Extracted information |
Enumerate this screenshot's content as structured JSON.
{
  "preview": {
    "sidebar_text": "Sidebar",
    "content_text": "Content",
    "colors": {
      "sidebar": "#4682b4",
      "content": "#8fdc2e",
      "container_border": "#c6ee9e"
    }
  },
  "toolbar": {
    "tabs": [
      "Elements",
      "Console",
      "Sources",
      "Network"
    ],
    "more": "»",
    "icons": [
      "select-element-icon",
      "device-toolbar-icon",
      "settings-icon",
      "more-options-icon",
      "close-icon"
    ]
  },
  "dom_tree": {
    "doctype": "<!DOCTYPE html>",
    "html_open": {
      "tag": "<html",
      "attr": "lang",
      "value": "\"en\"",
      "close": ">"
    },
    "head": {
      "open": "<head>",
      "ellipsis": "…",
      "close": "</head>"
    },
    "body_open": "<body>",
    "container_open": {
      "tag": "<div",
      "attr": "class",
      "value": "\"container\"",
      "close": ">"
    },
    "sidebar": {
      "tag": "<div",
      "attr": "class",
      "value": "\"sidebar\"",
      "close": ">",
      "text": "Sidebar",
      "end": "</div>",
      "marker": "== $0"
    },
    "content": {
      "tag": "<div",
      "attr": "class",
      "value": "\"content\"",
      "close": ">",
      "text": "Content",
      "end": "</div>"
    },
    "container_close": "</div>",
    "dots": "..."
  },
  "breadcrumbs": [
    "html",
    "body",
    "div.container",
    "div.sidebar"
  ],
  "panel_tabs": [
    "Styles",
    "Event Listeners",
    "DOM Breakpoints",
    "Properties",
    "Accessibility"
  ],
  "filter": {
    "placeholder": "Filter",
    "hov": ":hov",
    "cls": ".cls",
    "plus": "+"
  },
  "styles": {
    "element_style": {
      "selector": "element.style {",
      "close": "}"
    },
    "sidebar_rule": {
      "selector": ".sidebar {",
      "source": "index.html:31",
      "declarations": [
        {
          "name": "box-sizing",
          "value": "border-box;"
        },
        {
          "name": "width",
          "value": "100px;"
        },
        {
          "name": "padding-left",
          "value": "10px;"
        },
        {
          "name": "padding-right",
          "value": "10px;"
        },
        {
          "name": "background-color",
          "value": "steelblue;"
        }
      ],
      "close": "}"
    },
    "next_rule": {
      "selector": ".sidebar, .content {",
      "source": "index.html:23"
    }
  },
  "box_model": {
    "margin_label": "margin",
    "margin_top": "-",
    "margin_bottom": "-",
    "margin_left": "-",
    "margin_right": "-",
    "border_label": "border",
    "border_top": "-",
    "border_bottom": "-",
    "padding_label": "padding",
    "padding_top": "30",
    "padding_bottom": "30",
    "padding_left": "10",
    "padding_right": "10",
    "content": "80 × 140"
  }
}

Instructions to follow | All of the entries should be written out again exactly.

Complete response |
Enumerate this screenshot's content as structured JSON.
{
  "preview": {
    "sidebar_text": "Sidebar",
    "content_text": "Content",
    "colors": {
      "sidebar": "#4682b4",
      "content": "#8fdc2e",
      "container_border": "#c6ee9e"
    }
  },
  "toolbar": {
    "tabs": [
      "Elements",
      "Console",
      "Sources",
      "Network"
    ],
    "more": "»",
    "icons": [
      "select-element-icon",
      "device-toolbar-icon",
      "settings-icon",
      "more-options-icon",
      "close-icon"
    ]
  },
  "dom_tree": {
    "doctype": "<!DOCTYPE html>",
    "html_open": {
      "tag": "<html",
      "attr": "lang",
      "value": "\"en\"",
      "close": ">"
    },
    "head": {
      "open": "<head>",
      "ellipsis": "…",
      "close": "</head>"
    },
    "body_open": "<body>",
    "container_open": {
      "tag": "<div",
      "attr": "class",
      "value": "\"container\"",
      "close": ">"
    },
    "sidebar": {
      "tag": "<div",
      "attr": "class",
      "value": "\"sidebar\"",
      "close": ">",
      "text": "Sidebar",
      "end": "</div>",
      "marker": "== $0"
    },
    "content": {
      "tag": "<div",
      "attr": "class",
      "value": "\"content\"",
      "close": ">",
      "text": "Content",
      "end": "</div>"
    },
    "container_close": "</div>",
    "dots": "..."
  },
  "breadcrumbs": [
    "html",
    "body",
    "div.container",
    "div.sidebar"
  ],
  "panel_tabs": [
    "Styles",
    "Event Listeners",
    "DOM Breakpoints",
    "Properties",
    "Accessibility"
  ],
  "filter": {
    "placeholder": "Filter",
    "hov": ":hov",
    "cls": ".cls",
    "plus": "+"
  },
  "styles": {
    "element_style": {
      "selector": "element.style {",
      "close": "}"
    },
    "sidebar_rule": {
      "selector": ".sidebar {",
      "source": "index.html:31",
      "declarations": [
        {
          "name": "box-sizing",
          "value": "border-box;"
        },
        {
          "name": "width",
          "value": "100px;"
        },
        {
          "name": "padding-left",
          "value": "10px;"
        },
        {
          "name": "padding-right",
          "value": "10px;"
        },
        {
          "name": "background-color",
          "value": "steelblue;"
        }
      ],
      "close": "}"
    },
    "next_rule": {
      "selector": ".sidebar, .content {",
      "source": "index.html:23"
    }
  },
  "box_model": {
    "margin_label": "margin",
    "margin_top": "-",
    "margin_bottom": "-",
    "margin_left": "-",
    "margin_right": "-",
    "border_label": "border",
    "border_top": "-",
    "border_bottom": "-",
    "padding_label": "padding",
    "padding_top": "30",
    "padding_bottom": "30",
    "padding_left": "10",
    "padding_right": "10",
    "content": "80 × 140"
  }
}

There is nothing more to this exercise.